***** RECORD SET *****
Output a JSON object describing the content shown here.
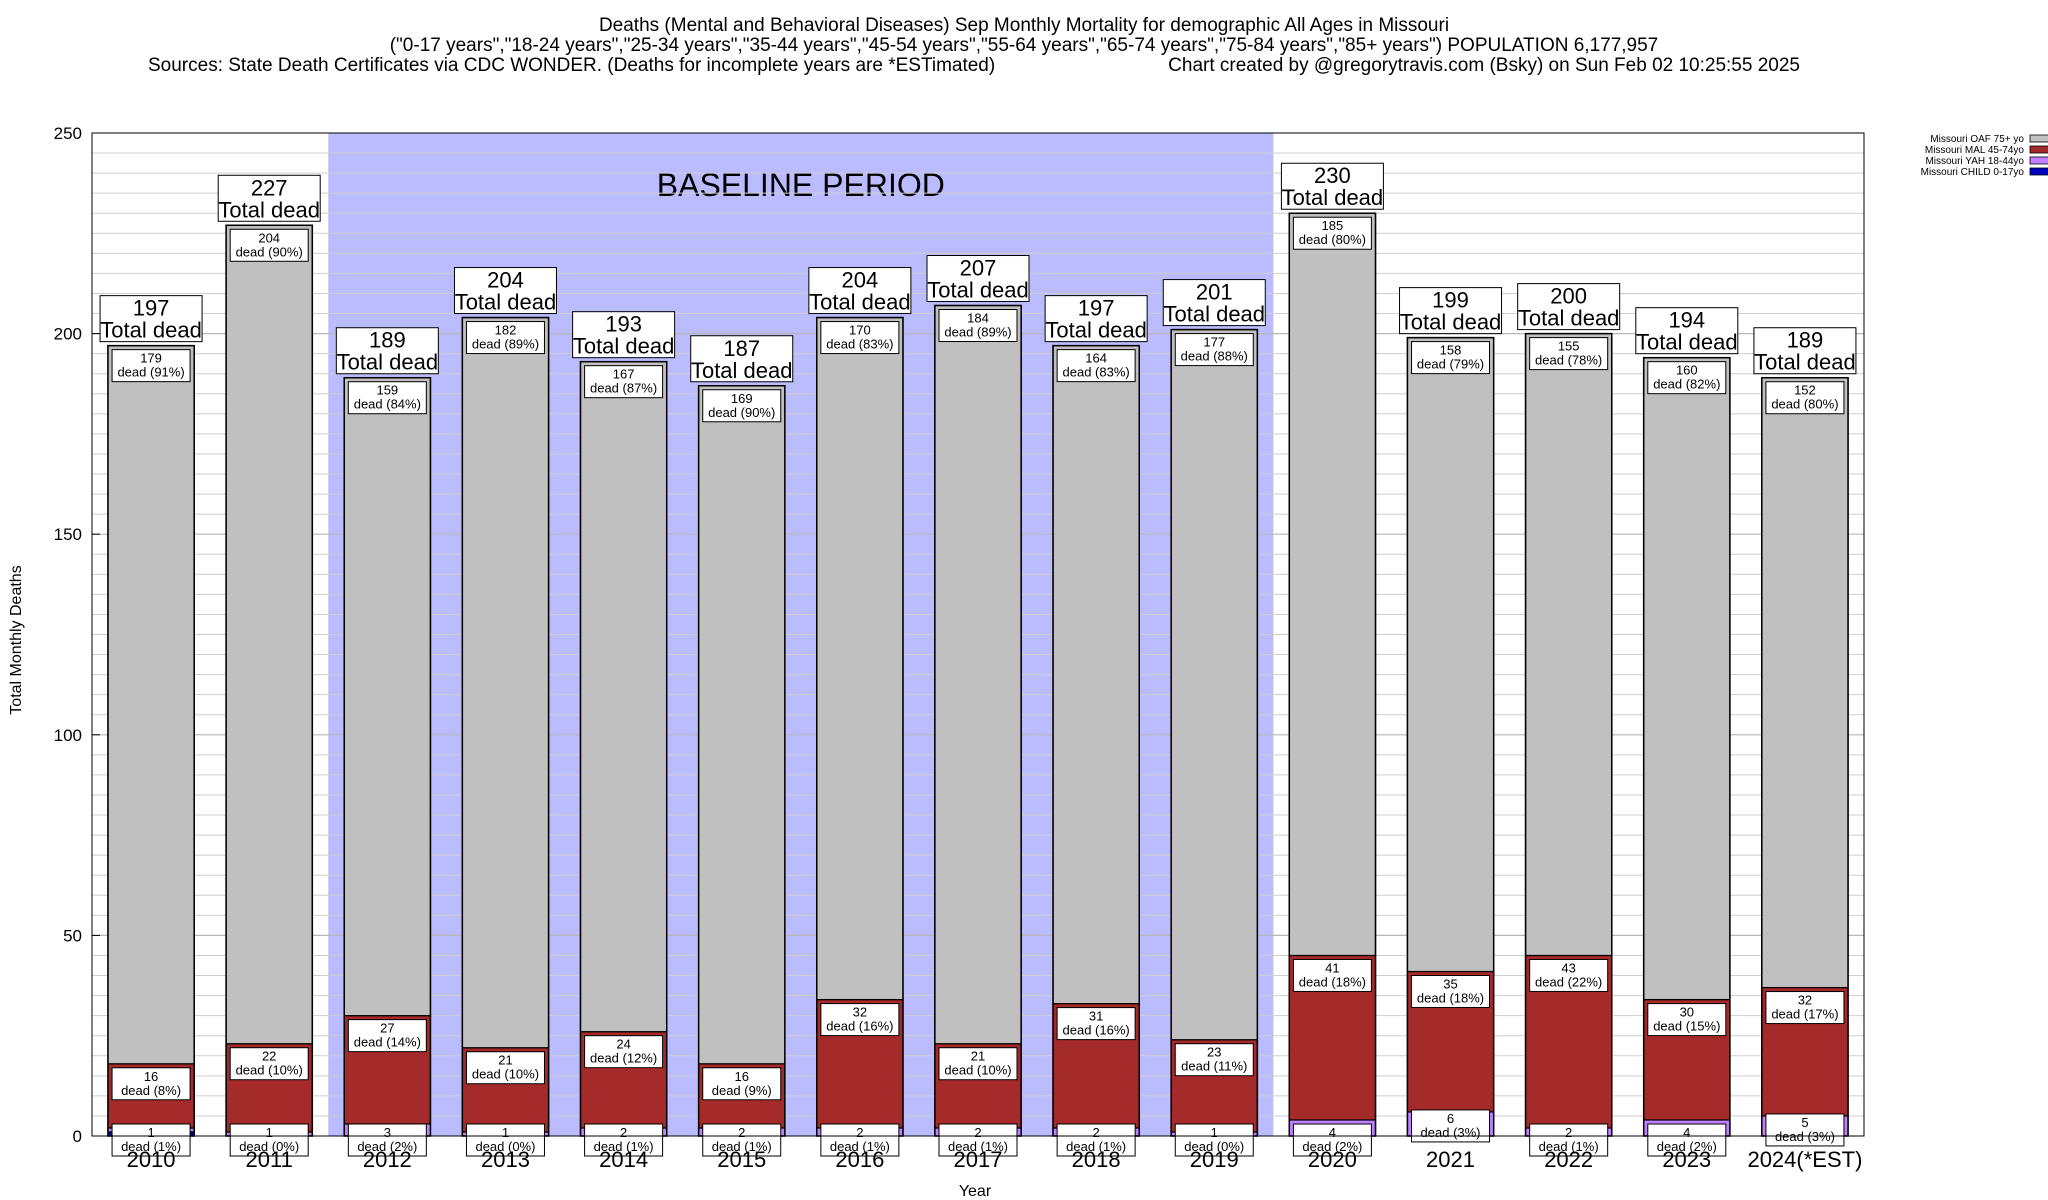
{
  "titles": {
    "line1": "Deaths (Mental and Behavioral Diseases) Sep Monthly Mortality for demographic All Ages in Missouri",
    "line2": "(\"0-17 years\",\"18-24 years\",\"25-34 years\",\"35-44 years\",\"45-54 years\",\"55-64 years\",\"65-74 years\",\"75-84 years\",\"85+ years\") POPULATION 6,177,957",
    "line3_left": "Sources: State Death Certificates via CDC WONDER. (Deaths for incomplete years are *ESTimated)",
    "line3_right": "Chart created by @gregorytravis.com (Bsky) on Sun Feb 02 10:25:55 2025"
  },
  "chart_data": {
    "type": "bar",
    "stacked": true,
    "title": "Deaths (Mental and Behavioral Diseases) Sep Monthly Mortality for demographic All Ages in Missouri",
    "xlabel": "Year",
    "ylabel": "Total Monthly Deaths",
    "ylim": [
      0,
      250
    ],
    "yticks": [
      0,
      50,
      100,
      150,
      200,
      250
    ],
    "categories": [
      "2010",
      "2011",
      "2012",
      "2013",
      "2014",
      "2015",
      "2016",
      "2017",
      "2018",
      "2019",
      "2020",
      "2021",
      "2022",
      "2023",
      "2024(*EST)"
    ],
    "totals": [
      197,
      227,
      189,
      204,
      193,
      187,
      204,
      207,
      197,
      201,
      230,
      199,
      200,
      194,
      189
    ],
    "total_label": "Total dead",
    "series": [
      {
        "name": "Missouri CHILD 0-17yo",
        "color": "#0000c0",
        "values": [
          1,
          0,
          0,
          0,
          0,
          0,
          0,
          0,
          0,
          0,
          0,
          0,
          0,
          0,
          0
        ],
        "labels": [
          "",
          "",
          "",
          "",
          "",
          "",
          "",
          "",
          "",
          "",
          "",
          "",
          "",
          "",
          ""
        ]
      },
      {
        "name": "Missouri YAH 18-44yo",
        "color": "#c080ff",
        "values": [
          1,
          1,
          3,
          1,
          2,
          2,
          2,
          2,
          2,
          1,
          4,
          6,
          2,
          4,
          5
        ],
        "labels": [
          "1\ndead (1%)",
          "1\ndead (0%)",
          "3\ndead (2%)",
          "1\ndead (0%)",
          "2\ndead (1%)",
          "2\ndead (1%)",
          "2\ndead (1%)",
          "2\ndead (1%)",
          "2\ndead (1%)",
          "1\ndead (0%)",
          "4\ndead (2%)",
          "6\ndead (3%)",
          "2\ndead (1%)",
          "4\ndead (2%)",
          "5\ndead (3%)"
        ]
      },
      {
        "name": "Missouri MAL 45-74yo",
        "color": "#a52a2a",
        "values": [
          16,
          22,
          27,
          21,
          24,
          16,
          32,
          21,
          31,
          23,
          41,
          35,
          43,
          30,
          32
        ],
        "labels": [
          "16\ndead (8%)",
          "22\ndead (10%)",
          "27\ndead (14%)",
          "21\ndead (10%)",
          "24\ndead (12%)",
          "16\ndead (9%)",
          "32\ndead (16%)",
          "21\ndead (10%)",
          "31\ndead (16%)",
          "23\ndead (11%)",
          "41\ndead (18%)",
          "35\ndead (18%)",
          "43\ndead (22%)",
          "30\ndead (15%)",
          "32\ndead (17%)"
        ]
      },
      {
        "name": "Missouri OAF 75+ yo",
        "color": "#c0c0c0",
        "values": [
          179,
          204,
          159,
          182,
          167,
          169,
          170,
          184,
          164,
          177,
          185,
          158,
          155,
          160,
          152
        ],
        "labels": [
          "179\ndead (91%)",
          "204\ndead (90%)",
          "159\ndead (84%)",
          "182\ndead (89%)",
          "167\ndead (87%)",
          "169\ndead (90%)",
          "170\ndead (83%)",
          "184\ndead (89%)",
          "164\ndead (83%)",
          "177\ndead (88%)",
          "185\ndead (80%)",
          "158\ndead (79%)",
          "155\ndead (78%)",
          "160\ndead (82%)",
          "152\ndead (80%)"
        ]
      }
    ],
    "legend": [
      {
        "label": "Missouri OAF 75+ yo",
        "color": "#c0c0c0"
      },
      {
        "label": "Missouri MAL 45-74yo",
        "color": "#a52a2a"
      },
      {
        "label": "Missouri YAH 18-44yo",
        "color": "#c080ff"
      },
      {
        "label": "Missouri CHILD 0-17yo",
        "color": "#0000c0"
      }
    ],
    "legend_position": "top-right",
    "baseline_band": {
      "label": "BASELINE PERIOD",
      "from": "2012",
      "to": "2019",
      "color": "#bbbbff"
    },
    "grid": true
  }
}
*****
--- REQUIRED TASK ---
Say, as a bare number, how many lines in the entries above include the string "years".

--- EXERCISE RESPONSE ---
2